_TASK TO COMPLETE_
Extract exactly the range of lines bounded by the line containing "Type out the text in this image." and the final line of the listing, both ends included, and no other lines.

_STORED RECORDS_
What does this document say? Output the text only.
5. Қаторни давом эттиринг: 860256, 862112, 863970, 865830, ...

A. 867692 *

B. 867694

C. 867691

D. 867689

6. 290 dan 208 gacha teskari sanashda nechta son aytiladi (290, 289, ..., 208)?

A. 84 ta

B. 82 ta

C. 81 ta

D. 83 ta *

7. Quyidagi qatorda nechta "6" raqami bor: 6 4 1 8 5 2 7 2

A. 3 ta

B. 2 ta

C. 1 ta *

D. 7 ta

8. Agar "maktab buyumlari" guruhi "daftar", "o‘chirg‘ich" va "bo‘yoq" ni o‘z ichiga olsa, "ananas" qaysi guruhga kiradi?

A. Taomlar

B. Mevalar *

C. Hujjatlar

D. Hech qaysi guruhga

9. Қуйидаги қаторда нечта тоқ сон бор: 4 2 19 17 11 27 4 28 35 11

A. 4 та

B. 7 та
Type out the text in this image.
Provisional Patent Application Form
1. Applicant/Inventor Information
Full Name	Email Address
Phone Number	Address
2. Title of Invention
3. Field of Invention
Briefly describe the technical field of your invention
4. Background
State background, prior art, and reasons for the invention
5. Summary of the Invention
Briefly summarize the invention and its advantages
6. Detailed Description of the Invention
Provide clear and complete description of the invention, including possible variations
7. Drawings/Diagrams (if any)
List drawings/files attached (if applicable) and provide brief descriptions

_ANSWER TO THE PROBLEM_
Type out the text in this image.
Provisional Patent Application Form
1. Applicant/Inventor Information
Full Name	Email Address
Phone Number	Address
2. Title of Invention
3. Field of Invention
Briefly describe the technical field of your invention
4. Background
State background, prior art, and reasons for the invention
5. Summary of the Invention
Briefly summarize the invention and its advantages
6. Detailed Description of the Invention
Provide clear and complete description of the invention, including possible variations
7. Drawings/Diagrams (if any)
List drawings/files attached (if applicable) and provide brief descriptions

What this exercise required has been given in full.